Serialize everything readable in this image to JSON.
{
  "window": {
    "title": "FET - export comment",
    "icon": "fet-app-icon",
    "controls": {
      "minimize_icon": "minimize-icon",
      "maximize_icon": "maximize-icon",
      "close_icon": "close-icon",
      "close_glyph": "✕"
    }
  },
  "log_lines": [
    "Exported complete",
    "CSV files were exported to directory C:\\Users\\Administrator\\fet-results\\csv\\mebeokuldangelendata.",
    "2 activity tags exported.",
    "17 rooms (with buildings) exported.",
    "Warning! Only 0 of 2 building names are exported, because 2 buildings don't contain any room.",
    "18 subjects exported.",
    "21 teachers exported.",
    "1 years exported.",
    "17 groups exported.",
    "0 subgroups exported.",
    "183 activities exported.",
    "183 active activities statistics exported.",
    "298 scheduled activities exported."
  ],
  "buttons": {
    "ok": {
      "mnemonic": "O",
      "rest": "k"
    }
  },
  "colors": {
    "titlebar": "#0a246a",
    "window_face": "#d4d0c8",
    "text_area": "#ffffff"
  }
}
----------------------------------------
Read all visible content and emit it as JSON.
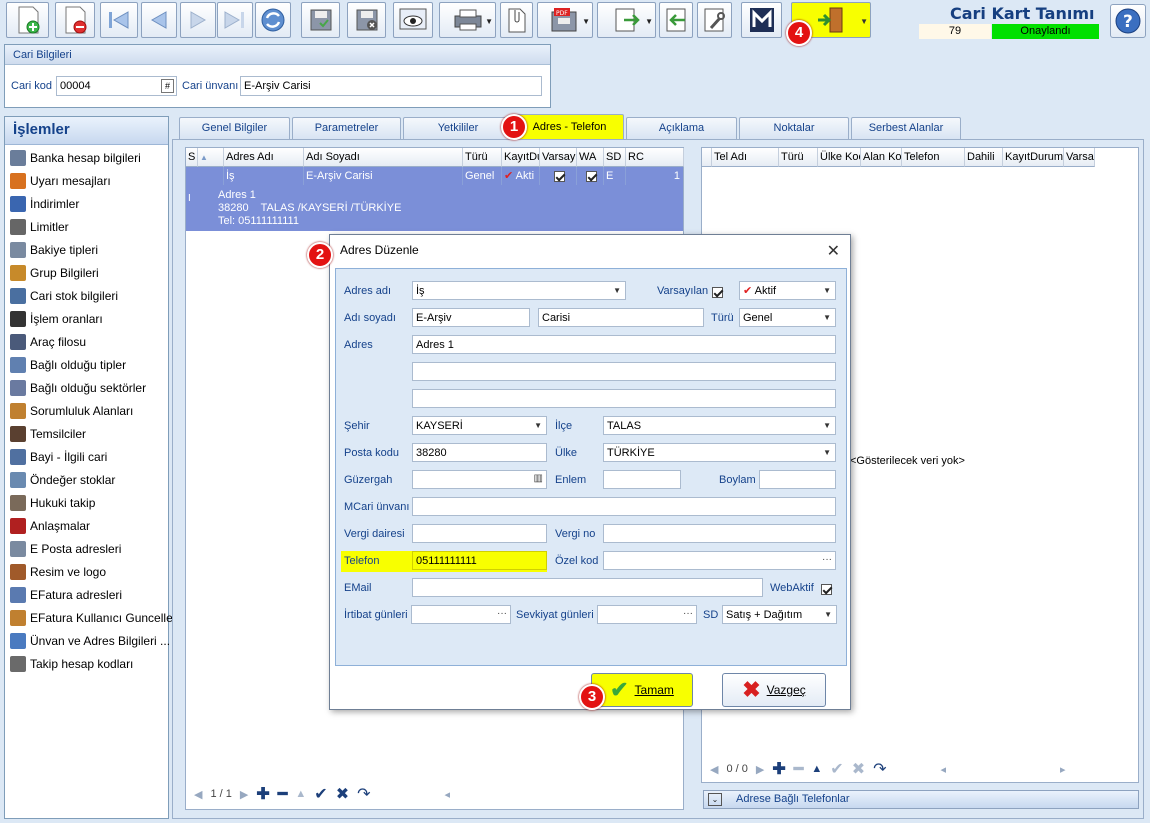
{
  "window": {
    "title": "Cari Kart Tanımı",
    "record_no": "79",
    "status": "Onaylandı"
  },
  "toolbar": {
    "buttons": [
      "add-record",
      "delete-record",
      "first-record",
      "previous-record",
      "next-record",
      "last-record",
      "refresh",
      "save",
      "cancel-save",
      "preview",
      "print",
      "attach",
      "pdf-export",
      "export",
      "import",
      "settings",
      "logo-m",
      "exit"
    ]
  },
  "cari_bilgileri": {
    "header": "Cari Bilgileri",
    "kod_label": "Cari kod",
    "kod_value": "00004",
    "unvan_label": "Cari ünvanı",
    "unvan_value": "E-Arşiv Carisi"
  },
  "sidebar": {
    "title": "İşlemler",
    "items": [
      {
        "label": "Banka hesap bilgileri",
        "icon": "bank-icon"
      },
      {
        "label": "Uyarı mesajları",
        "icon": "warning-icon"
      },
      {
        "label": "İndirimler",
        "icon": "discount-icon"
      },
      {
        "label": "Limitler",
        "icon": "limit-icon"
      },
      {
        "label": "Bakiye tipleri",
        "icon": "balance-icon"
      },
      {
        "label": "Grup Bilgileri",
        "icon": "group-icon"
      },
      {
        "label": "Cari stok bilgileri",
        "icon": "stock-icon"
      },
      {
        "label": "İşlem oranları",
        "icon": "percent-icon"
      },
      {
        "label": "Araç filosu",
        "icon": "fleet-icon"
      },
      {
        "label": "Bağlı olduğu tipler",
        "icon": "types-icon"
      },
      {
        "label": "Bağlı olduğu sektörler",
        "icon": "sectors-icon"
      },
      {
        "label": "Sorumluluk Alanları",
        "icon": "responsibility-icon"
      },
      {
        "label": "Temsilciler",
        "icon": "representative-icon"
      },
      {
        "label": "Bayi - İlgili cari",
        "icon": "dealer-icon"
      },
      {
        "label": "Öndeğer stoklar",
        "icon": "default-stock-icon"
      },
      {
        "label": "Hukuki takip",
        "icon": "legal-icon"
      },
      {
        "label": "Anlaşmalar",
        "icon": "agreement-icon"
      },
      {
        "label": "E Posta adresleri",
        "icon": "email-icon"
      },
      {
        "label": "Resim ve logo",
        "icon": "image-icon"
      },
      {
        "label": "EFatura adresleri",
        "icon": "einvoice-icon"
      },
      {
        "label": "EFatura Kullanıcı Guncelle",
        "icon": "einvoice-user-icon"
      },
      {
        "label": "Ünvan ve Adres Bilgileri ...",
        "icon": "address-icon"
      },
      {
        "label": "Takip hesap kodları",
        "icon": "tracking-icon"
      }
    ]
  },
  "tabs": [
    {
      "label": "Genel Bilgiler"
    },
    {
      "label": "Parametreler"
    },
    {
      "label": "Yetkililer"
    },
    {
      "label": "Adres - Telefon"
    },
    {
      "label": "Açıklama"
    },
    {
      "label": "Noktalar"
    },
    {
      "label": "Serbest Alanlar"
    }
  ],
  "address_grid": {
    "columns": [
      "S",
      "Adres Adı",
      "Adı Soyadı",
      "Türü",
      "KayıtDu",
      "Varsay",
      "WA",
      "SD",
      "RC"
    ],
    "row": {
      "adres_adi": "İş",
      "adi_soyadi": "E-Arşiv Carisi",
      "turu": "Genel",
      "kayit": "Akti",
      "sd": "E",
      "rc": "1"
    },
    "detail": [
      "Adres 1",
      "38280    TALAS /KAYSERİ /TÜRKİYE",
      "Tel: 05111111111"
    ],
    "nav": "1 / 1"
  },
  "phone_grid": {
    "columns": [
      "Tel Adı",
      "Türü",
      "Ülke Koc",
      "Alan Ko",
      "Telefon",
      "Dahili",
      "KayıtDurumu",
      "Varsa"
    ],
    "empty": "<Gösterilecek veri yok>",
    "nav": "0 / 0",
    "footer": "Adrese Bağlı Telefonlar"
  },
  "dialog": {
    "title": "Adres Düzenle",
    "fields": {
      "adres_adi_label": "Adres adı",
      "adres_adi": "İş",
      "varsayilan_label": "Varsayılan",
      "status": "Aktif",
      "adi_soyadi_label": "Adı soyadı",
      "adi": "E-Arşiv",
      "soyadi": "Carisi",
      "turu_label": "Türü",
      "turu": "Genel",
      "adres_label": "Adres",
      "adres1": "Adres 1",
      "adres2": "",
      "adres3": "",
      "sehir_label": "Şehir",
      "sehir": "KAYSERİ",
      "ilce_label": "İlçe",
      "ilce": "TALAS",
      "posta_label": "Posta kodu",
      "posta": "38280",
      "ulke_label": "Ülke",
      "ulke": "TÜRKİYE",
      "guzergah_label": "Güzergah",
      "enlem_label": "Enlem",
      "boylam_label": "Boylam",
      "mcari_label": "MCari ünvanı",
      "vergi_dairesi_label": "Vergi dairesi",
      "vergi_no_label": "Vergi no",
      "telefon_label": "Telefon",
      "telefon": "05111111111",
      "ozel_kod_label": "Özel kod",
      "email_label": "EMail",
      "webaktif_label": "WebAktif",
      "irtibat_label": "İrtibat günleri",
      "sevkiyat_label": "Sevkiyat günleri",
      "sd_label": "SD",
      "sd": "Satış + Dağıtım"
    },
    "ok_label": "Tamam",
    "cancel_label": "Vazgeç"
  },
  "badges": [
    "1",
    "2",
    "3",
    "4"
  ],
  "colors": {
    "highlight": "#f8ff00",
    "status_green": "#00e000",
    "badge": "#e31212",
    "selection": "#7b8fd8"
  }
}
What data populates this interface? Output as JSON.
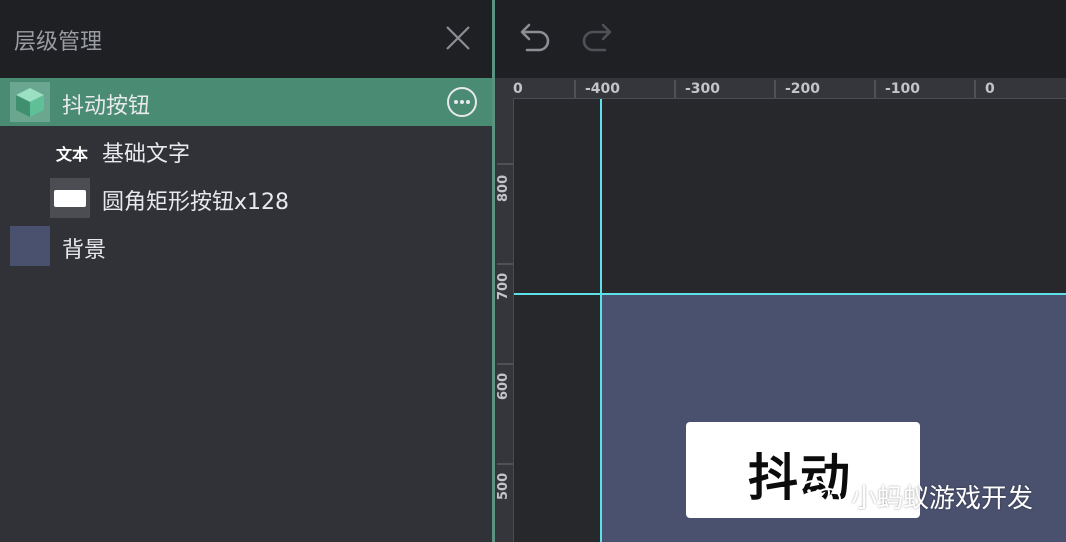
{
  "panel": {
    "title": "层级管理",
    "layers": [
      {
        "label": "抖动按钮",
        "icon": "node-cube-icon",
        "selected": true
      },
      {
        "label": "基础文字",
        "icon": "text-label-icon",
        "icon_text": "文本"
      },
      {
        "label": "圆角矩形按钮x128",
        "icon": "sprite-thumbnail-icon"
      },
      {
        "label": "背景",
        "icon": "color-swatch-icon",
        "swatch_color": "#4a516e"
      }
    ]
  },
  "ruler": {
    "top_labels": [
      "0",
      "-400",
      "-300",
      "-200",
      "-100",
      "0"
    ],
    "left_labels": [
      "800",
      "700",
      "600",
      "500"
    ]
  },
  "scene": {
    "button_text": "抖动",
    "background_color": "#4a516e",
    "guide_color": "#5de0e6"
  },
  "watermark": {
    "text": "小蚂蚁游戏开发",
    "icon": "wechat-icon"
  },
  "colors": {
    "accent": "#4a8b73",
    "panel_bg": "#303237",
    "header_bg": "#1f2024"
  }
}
----------------------------------------
=== EXERCISE DETAILS ===
Pick out, from the lines above, every one that contains the string "TALAS".

=== COMPLETED TASK ===
      "38280    TALAS /KAYSERİ /TÜRKİYE",
      "ilce": "TALAS",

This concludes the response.